-- What needs to be done --
All lines holding the string "false" are to be shown.
[start]
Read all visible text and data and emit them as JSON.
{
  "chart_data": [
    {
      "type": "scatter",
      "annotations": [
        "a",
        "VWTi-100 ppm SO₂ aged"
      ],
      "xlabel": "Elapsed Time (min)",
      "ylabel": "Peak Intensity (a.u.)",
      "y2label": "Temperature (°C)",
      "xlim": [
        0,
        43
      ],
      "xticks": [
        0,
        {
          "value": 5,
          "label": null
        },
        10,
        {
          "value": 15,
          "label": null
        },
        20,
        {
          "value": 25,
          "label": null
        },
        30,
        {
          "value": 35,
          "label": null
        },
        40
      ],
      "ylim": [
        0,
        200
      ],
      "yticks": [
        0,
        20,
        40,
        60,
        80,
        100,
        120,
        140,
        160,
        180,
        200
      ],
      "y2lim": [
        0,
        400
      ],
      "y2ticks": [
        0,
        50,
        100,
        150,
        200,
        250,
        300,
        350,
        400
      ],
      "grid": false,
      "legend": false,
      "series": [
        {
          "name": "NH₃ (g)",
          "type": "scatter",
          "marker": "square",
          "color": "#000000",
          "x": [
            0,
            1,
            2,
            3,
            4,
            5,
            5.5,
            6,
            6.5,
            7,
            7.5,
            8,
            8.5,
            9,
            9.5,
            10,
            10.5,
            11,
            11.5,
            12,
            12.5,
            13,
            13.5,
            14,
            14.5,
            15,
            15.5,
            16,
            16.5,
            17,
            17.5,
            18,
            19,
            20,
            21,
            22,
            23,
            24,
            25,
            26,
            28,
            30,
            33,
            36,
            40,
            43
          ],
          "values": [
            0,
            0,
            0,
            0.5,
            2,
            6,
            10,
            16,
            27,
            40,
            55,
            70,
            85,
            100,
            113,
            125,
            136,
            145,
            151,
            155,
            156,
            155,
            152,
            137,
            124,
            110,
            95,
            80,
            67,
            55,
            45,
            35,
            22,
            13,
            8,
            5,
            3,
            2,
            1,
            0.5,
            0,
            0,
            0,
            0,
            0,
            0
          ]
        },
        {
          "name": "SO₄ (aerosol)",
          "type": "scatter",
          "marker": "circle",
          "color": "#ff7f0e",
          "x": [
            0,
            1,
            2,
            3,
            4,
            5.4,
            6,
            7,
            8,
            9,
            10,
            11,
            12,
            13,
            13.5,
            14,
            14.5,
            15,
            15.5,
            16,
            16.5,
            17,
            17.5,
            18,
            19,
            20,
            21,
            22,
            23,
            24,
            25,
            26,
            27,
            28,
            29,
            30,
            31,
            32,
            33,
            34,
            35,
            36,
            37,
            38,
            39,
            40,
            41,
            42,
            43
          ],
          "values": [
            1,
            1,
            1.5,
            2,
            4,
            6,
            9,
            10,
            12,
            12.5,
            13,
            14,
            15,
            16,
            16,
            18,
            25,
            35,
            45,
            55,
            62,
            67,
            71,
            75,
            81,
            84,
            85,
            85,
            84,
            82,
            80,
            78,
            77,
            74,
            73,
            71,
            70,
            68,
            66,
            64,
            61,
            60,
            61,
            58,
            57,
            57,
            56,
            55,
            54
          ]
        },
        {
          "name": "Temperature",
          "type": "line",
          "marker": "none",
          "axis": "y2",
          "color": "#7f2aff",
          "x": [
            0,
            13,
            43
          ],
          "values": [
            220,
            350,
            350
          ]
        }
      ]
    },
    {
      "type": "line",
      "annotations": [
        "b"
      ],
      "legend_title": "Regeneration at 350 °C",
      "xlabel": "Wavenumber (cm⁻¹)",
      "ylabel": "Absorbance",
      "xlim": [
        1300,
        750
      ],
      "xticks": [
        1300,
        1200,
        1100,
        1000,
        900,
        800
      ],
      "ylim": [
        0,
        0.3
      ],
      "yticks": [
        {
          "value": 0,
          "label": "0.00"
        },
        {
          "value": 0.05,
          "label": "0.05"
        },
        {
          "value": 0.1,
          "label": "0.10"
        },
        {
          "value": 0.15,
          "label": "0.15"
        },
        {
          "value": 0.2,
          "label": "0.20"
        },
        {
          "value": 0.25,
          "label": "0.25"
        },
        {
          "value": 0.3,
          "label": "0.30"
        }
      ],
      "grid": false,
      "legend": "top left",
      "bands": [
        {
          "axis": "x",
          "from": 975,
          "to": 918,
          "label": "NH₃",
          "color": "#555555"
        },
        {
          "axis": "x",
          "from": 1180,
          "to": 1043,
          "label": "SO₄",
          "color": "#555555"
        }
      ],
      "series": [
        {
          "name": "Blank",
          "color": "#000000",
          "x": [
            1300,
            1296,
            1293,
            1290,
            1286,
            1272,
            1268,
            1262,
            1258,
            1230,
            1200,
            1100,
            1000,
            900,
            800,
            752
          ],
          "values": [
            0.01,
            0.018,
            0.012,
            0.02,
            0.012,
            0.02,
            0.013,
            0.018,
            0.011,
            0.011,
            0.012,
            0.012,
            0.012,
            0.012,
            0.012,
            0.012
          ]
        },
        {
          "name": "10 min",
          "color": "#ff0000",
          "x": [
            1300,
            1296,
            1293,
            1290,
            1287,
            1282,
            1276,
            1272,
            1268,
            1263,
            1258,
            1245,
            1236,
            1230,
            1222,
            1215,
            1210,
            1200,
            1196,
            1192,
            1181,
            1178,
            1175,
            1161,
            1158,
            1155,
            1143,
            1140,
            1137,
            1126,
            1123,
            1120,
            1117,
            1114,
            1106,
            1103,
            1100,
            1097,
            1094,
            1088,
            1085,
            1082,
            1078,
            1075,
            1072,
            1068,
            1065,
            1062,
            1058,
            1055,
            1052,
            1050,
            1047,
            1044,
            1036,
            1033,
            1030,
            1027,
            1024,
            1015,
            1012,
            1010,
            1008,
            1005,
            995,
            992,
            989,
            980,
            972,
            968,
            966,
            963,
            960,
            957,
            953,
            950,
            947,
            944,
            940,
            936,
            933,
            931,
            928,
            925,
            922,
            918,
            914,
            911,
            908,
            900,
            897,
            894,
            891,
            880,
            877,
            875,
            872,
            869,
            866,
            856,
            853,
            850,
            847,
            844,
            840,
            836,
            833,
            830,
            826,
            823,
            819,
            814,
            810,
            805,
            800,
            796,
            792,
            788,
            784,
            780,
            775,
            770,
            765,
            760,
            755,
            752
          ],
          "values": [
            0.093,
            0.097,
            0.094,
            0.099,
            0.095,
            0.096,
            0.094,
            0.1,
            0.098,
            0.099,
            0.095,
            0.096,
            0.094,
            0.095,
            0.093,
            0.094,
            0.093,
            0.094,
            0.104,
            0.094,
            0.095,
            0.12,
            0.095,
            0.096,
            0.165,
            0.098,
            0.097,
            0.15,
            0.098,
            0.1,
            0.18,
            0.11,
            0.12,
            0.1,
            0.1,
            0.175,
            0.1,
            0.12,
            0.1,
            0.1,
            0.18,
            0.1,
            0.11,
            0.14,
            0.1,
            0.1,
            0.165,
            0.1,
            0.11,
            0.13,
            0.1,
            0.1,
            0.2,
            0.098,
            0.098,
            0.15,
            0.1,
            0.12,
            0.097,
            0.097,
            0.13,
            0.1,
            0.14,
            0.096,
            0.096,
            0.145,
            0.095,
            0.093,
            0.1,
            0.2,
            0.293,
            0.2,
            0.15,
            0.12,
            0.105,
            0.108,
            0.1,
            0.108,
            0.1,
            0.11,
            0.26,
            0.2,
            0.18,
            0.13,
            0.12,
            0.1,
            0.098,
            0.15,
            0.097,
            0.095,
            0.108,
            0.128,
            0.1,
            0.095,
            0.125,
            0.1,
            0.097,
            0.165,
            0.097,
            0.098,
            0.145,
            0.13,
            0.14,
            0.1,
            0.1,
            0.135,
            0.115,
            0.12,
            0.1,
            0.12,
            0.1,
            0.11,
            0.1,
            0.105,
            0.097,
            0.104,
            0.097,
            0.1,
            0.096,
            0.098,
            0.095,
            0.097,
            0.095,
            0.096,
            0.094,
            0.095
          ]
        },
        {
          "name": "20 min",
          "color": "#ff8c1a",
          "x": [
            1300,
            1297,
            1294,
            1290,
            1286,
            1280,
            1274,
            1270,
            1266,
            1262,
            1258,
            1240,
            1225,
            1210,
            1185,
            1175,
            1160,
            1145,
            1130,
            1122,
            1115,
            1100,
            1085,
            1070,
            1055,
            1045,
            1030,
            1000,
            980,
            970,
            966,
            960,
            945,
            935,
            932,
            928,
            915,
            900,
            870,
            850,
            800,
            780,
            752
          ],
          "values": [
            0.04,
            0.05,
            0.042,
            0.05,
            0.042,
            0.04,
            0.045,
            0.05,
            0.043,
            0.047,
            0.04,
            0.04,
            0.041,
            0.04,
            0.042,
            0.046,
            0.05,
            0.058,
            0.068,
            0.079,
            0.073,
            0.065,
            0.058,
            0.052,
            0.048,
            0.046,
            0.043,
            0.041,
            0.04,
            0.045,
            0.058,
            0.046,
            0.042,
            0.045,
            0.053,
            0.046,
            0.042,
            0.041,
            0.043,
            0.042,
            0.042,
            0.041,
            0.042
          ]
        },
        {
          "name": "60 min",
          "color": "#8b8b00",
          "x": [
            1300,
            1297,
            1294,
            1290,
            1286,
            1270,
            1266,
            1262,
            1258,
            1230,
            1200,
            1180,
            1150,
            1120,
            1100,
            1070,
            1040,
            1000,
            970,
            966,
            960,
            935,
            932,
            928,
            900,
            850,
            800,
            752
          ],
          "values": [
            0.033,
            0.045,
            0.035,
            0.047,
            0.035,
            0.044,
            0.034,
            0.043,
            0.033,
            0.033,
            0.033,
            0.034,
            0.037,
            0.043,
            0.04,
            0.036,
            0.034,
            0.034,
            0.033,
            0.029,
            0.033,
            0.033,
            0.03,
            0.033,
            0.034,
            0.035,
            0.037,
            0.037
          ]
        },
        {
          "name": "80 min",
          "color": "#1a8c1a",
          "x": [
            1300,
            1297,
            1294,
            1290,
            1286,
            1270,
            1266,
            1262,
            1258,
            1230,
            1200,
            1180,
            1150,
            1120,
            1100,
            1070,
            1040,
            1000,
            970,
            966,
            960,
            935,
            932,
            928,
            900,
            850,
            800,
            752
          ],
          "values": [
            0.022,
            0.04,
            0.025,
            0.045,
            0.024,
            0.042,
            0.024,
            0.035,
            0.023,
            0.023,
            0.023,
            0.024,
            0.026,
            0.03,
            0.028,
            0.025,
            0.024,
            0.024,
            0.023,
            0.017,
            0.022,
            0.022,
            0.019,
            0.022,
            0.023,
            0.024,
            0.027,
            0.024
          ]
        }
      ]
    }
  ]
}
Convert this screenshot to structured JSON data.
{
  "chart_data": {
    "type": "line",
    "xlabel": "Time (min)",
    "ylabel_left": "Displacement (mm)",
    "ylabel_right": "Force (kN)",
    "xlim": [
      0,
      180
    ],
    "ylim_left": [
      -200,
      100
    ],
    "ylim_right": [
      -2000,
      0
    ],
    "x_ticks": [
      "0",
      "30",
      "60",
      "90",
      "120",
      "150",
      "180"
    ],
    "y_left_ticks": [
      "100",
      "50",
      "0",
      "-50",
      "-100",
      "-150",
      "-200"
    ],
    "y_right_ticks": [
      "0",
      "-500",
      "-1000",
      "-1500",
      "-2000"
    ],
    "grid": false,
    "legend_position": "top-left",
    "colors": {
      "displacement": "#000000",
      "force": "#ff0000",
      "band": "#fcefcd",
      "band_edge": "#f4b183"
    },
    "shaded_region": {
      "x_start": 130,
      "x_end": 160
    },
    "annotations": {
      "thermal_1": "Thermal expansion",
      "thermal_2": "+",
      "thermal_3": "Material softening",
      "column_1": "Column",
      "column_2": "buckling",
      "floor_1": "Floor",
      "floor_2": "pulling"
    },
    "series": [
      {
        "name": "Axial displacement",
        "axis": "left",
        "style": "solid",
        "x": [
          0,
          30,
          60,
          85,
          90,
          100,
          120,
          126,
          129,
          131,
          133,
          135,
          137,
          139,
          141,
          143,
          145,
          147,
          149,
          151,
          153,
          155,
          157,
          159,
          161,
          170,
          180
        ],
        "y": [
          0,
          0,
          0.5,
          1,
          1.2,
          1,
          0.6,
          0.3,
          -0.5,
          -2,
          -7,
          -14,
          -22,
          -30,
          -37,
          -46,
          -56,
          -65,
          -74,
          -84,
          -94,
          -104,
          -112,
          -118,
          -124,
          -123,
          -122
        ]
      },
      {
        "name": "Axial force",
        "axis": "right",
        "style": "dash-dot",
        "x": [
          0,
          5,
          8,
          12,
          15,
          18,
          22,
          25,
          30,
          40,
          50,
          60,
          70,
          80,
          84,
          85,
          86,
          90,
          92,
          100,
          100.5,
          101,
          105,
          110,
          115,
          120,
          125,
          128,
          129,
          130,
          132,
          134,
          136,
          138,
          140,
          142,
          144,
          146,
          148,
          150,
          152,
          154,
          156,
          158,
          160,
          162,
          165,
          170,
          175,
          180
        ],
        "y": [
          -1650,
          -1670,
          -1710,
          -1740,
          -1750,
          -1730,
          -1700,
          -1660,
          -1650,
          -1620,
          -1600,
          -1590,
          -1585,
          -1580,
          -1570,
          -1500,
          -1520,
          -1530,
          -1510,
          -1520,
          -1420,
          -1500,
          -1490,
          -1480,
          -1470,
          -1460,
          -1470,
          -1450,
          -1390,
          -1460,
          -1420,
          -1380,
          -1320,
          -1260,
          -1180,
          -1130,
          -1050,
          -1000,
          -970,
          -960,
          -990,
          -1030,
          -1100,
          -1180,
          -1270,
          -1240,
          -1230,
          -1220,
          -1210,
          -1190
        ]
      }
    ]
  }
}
[end]
-- Response to this task --
      "grid": false,
      "legend": false,
      "grid": false,
    "grid": false,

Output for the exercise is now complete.